(What you need to do) Reproduce every line of the records below verbatim, omitting the pictures from your answer.

(Data extract)

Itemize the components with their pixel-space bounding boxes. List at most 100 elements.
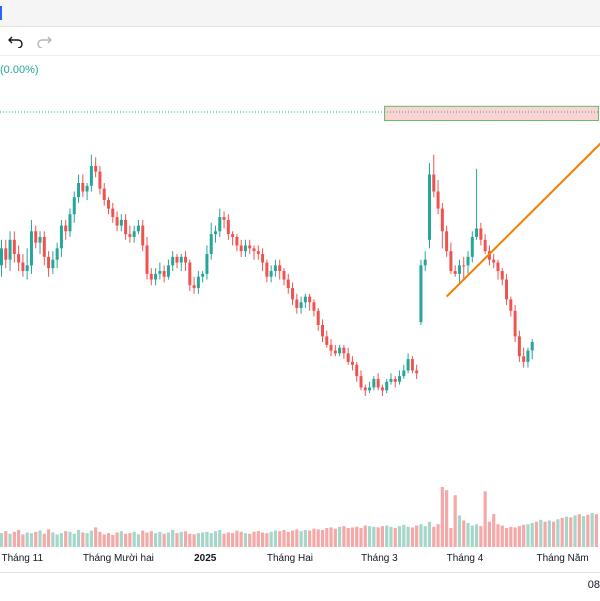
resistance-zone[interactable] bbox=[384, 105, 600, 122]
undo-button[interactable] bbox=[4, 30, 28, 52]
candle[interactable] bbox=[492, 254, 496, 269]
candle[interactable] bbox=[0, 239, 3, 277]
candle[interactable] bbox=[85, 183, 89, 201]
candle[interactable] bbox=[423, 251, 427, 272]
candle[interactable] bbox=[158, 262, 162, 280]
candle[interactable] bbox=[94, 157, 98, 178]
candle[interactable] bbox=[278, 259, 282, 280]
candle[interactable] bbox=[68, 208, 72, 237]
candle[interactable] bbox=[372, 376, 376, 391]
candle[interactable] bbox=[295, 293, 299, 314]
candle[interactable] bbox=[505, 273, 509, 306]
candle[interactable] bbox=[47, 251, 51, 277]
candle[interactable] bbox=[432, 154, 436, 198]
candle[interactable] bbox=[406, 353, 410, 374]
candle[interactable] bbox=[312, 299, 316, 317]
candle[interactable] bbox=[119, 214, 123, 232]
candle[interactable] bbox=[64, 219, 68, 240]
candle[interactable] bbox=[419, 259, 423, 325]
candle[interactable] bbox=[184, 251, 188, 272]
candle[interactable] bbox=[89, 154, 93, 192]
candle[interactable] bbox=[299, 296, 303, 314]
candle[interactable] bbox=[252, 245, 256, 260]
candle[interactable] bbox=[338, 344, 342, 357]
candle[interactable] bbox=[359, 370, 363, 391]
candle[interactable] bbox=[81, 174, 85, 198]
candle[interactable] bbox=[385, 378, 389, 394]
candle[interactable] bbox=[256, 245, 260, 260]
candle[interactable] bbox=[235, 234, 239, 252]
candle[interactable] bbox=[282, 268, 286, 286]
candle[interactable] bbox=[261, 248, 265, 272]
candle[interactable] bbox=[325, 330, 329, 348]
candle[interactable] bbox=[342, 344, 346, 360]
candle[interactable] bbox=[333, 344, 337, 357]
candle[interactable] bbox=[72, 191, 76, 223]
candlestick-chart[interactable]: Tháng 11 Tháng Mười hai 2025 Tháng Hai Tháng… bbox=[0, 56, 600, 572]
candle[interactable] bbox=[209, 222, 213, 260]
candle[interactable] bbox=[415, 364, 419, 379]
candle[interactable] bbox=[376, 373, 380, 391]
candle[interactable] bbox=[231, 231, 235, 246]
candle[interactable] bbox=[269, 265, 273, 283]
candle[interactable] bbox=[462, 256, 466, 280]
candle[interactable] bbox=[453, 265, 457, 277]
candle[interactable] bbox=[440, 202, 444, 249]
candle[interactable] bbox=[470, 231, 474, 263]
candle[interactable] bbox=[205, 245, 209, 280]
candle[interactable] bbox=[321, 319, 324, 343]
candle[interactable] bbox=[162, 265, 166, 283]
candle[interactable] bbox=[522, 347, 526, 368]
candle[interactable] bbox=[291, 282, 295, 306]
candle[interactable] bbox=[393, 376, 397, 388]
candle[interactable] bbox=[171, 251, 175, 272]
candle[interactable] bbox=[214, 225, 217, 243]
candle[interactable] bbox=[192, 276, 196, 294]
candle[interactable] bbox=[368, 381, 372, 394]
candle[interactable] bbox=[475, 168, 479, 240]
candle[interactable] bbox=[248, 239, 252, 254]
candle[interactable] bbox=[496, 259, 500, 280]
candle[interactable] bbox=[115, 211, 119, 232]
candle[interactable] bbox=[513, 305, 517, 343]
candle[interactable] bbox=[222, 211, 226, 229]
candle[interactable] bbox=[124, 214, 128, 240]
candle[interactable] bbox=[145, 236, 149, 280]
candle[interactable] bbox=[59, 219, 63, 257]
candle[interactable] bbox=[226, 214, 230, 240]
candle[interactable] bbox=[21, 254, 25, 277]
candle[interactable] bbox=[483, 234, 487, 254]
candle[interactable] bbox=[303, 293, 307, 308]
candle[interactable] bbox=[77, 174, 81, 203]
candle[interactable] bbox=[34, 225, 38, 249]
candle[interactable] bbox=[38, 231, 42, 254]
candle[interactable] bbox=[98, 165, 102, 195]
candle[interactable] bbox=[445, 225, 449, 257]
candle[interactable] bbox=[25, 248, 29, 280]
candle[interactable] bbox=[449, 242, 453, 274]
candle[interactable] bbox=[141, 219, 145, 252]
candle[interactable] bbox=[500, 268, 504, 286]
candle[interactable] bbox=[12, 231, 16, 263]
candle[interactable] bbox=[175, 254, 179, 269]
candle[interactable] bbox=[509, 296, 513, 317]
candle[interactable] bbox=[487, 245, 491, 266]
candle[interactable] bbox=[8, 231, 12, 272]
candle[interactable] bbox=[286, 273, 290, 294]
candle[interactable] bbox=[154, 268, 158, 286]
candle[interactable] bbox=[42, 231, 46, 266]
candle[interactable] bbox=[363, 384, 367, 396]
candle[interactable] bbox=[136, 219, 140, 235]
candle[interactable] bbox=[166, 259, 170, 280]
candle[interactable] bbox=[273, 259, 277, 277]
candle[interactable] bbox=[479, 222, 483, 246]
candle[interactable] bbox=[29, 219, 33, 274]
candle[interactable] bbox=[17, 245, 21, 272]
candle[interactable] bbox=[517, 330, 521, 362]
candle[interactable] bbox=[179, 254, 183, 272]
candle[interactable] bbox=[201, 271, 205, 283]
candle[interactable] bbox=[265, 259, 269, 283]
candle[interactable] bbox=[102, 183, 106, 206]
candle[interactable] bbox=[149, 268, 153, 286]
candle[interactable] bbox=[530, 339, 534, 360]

(Written response)
Itemize the components with their pixel-space bounding boxes. List at most 100 elements.
resistance-zone[interactable] bbox=[384, 105, 600, 122]
undo-button[interactable] bbox=[4, 30, 28, 52]
candle[interactable] bbox=[492, 254, 496, 269]
candle[interactable] bbox=[0, 239, 3, 277]
candle[interactable] bbox=[85, 183, 89, 201]
candle[interactable] bbox=[423, 251, 427, 272]
candle[interactable] bbox=[158, 262, 162, 280]
candle[interactable] bbox=[94, 157, 98, 178]
candle[interactable] bbox=[278, 259, 282, 280]
candle[interactable] bbox=[68, 208, 72, 237]
candle[interactable] bbox=[372, 376, 376, 391]
candle[interactable] bbox=[295, 293, 299, 314]
candle[interactable] bbox=[505, 273, 509, 306]
candle[interactable] bbox=[47, 251, 51, 277]
candle[interactable] bbox=[432, 154, 436, 198]
candle[interactable] bbox=[406, 353, 410, 374]
candle[interactable] bbox=[312, 299, 316, 317]
candle[interactable] bbox=[119, 214, 123, 232]
candle[interactable] bbox=[64, 219, 68, 240]
candle[interactable] bbox=[419, 259, 423, 325]
candle[interactable] bbox=[184, 251, 188, 272]
candle[interactable] bbox=[89, 154, 93, 192]
candle[interactable] bbox=[299, 296, 303, 314]
candle[interactable] bbox=[252, 245, 256, 260]
candle[interactable] bbox=[338, 344, 342, 357]
candle[interactable] bbox=[359, 370, 363, 391]
candle[interactable] bbox=[81, 174, 85, 198]
candle[interactable] bbox=[385, 378, 389, 394]
candle[interactable] bbox=[256, 245, 260, 260]
candle[interactable] bbox=[235, 234, 239, 252]
candle[interactable] bbox=[282, 268, 286, 286]
candle[interactable] bbox=[261, 248, 265, 272]
candle[interactable] bbox=[325, 330, 329, 348]
candle[interactable] bbox=[342, 344, 346, 360]
candle[interactable] bbox=[333, 344, 337, 357]
candle[interactable] bbox=[72, 191, 76, 223]
candlestick-chart[interactable]: Tháng 11 Tháng Mười hai 2025 Tháng Hai Tháng… bbox=[0, 56, 600, 572]
candle[interactable] bbox=[209, 222, 213, 260]
candle[interactable] bbox=[415, 364, 419, 379]
candle[interactable] bbox=[376, 373, 380, 391]
candle[interactable] bbox=[231, 231, 235, 246]
candle[interactable] bbox=[269, 265, 273, 283]
candle[interactable] bbox=[462, 256, 466, 280]
candle[interactable] bbox=[453, 265, 457, 277]
candle[interactable] bbox=[440, 202, 444, 249]
candle[interactable] bbox=[470, 231, 474, 263]
candle[interactable] bbox=[205, 245, 209, 280]
candle[interactable] bbox=[321, 319, 324, 343]
candle[interactable] bbox=[162, 265, 166, 283]
candle[interactable] bbox=[522, 347, 526, 368]
candle[interactable] bbox=[291, 282, 295, 306]
candle[interactable] bbox=[393, 376, 397, 388]
candle[interactable] bbox=[171, 251, 175, 272]
candle[interactable] bbox=[214, 225, 217, 243]
candle[interactable] bbox=[192, 276, 196, 294]
candle[interactable] bbox=[368, 381, 372, 394]
candle[interactable] bbox=[475, 168, 479, 240]
candle[interactable] bbox=[248, 239, 252, 254]
candle[interactable] bbox=[496, 259, 500, 280]
candle[interactable] bbox=[115, 211, 119, 232]
candle[interactable] bbox=[513, 305, 517, 343]
candle[interactable] bbox=[222, 211, 226, 229]
candle[interactable] bbox=[124, 214, 128, 240]
candle[interactable] bbox=[145, 236, 149, 280]
candle[interactable] bbox=[59, 219, 63, 257]
candle[interactable] bbox=[226, 214, 230, 240]
candle[interactable] bbox=[21, 254, 25, 277]
candle[interactable] bbox=[483, 234, 487, 254]
candle[interactable] bbox=[303, 293, 307, 308]
candle[interactable] bbox=[77, 174, 81, 203]
candle[interactable] bbox=[34, 225, 38, 249]
candle[interactable] bbox=[38, 231, 42, 254]
candle[interactable] bbox=[98, 165, 102, 195]
candle[interactable] bbox=[445, 225, 449, 257]
candle[interactable] bbox=[25, 248, 29, 280]
candle[interactable] bbox=[449, 242, 453, 274]
candle[interactable] bbox=[141, 219, 145, 252]
candle[interactable] bbox=[500, 268, 504, 286]
candle[interactable] bbox=[12, 231, 16, 263]
candle[interactable] bbox=[175, 254, 179, 269]
candle[interactable] bbox=[509, 296, 513, 317]
candle[interactable] bbox=[487, 245, 491, 266]
candle[interactable] bbox=[8, 231, 12, 272]
candle[interactable] bbox=[286, 273, 290, 294]
candle[interactable] bbox=[154, 268, 158, 286]
candle[interactable] bbox=[42, 231, 46, 266]
candle[interactable] bbox=[363, 384, 367, 396]
candle[interactable] bbox=[136, 219, 140, 235]
candle[interactable] bbox=[166, 259, 170, 280]
candle[interactable] bbox=[273, 259, 277, 277]
candle[interactable] bbox=[479, 222, 483, 246]
candle[interactable] bbox=[29, 219, 33, 274]
candle[interactable] bbox=[17, 245, 21, 272]
candle[interactable] bbox=[517, 330, 521, 362]
candle[interactable] bbox=[179, 254, 183, 272]
candle[interactable] bbox=[201, 271, 205, 283]
candle[interactable] bbox=[265, 259, 269, 283]
candle[interactable] bbox=[102, 183, 106, 206]
candle[interactable] bbox=[149, 268, 153, 286]
candle[interactable] bbox=[530, 339, 534, 360]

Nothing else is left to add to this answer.